> _REQUIREMENTS_
Wherever the word "JSON" appears in a line, extract that line.

> _EXERCISE MATERIAL_
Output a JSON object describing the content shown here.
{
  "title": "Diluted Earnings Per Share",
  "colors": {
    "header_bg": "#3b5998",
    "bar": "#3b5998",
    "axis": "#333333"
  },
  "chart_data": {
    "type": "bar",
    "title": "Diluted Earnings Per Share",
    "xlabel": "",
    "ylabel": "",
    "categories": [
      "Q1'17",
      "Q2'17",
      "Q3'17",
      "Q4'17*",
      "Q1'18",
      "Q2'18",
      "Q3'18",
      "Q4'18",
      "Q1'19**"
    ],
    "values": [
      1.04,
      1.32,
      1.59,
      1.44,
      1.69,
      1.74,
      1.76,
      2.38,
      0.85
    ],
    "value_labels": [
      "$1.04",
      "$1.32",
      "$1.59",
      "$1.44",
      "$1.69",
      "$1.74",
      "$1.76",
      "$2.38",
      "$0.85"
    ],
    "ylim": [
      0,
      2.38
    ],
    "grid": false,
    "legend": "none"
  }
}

---

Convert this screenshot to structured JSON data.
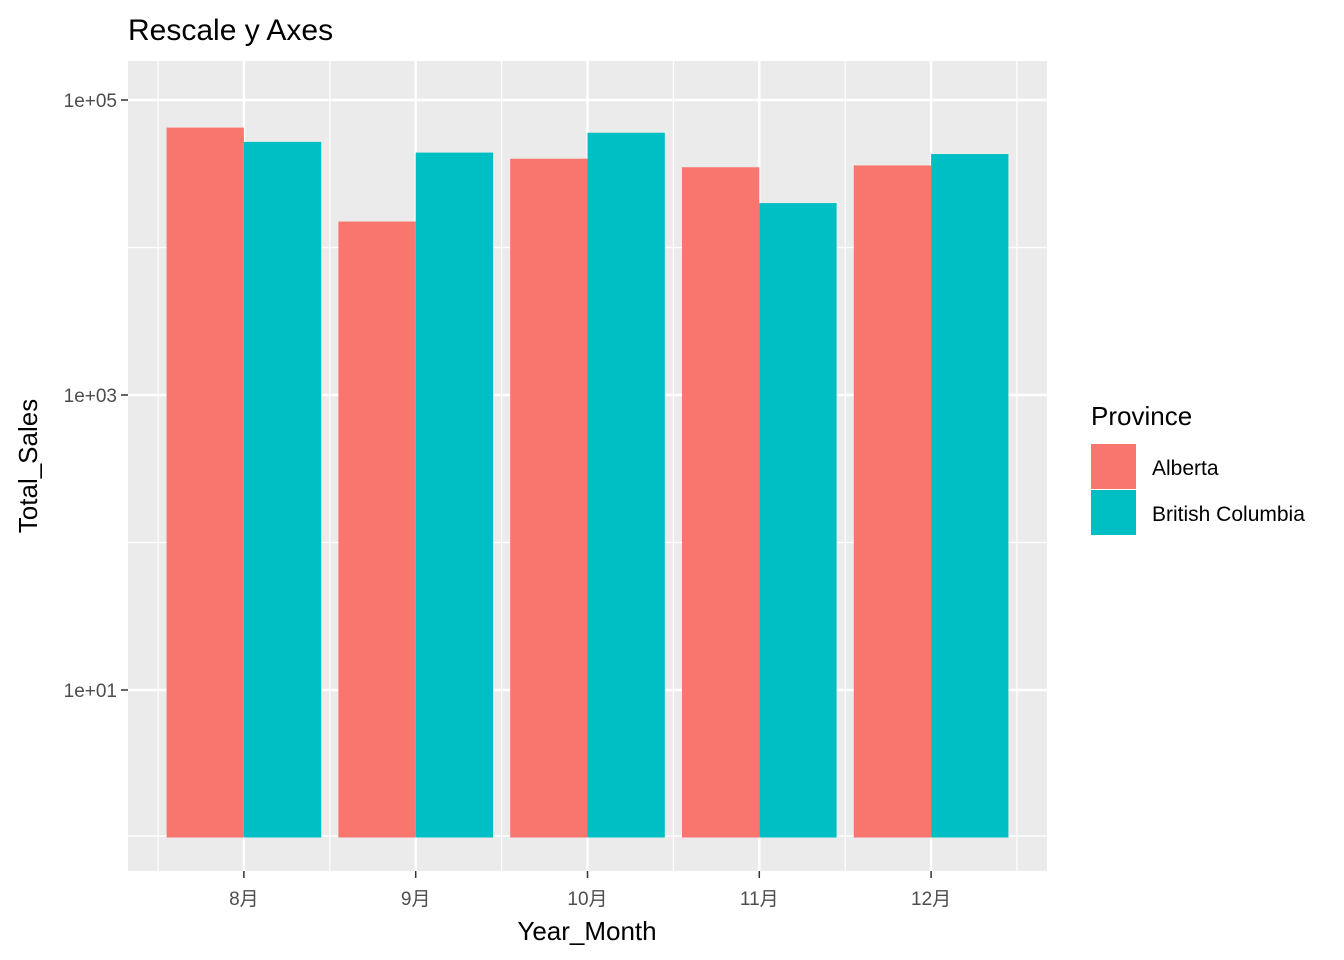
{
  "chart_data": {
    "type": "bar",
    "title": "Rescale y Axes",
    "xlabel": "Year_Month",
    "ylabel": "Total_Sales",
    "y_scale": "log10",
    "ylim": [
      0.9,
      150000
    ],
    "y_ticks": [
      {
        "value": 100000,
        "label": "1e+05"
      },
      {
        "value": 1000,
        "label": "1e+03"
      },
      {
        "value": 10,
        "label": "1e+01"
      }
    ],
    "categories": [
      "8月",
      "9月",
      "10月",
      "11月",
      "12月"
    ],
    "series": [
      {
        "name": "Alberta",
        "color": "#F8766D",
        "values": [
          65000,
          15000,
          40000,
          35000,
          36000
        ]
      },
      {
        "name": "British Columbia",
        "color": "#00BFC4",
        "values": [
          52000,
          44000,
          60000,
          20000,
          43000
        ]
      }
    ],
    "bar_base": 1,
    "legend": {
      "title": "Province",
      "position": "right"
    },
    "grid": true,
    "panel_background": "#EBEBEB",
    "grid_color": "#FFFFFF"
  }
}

> _WRITTEN RESPONSE_
Output a JSON object describing the content shown here.
Convert this screenshot to structured JSON data.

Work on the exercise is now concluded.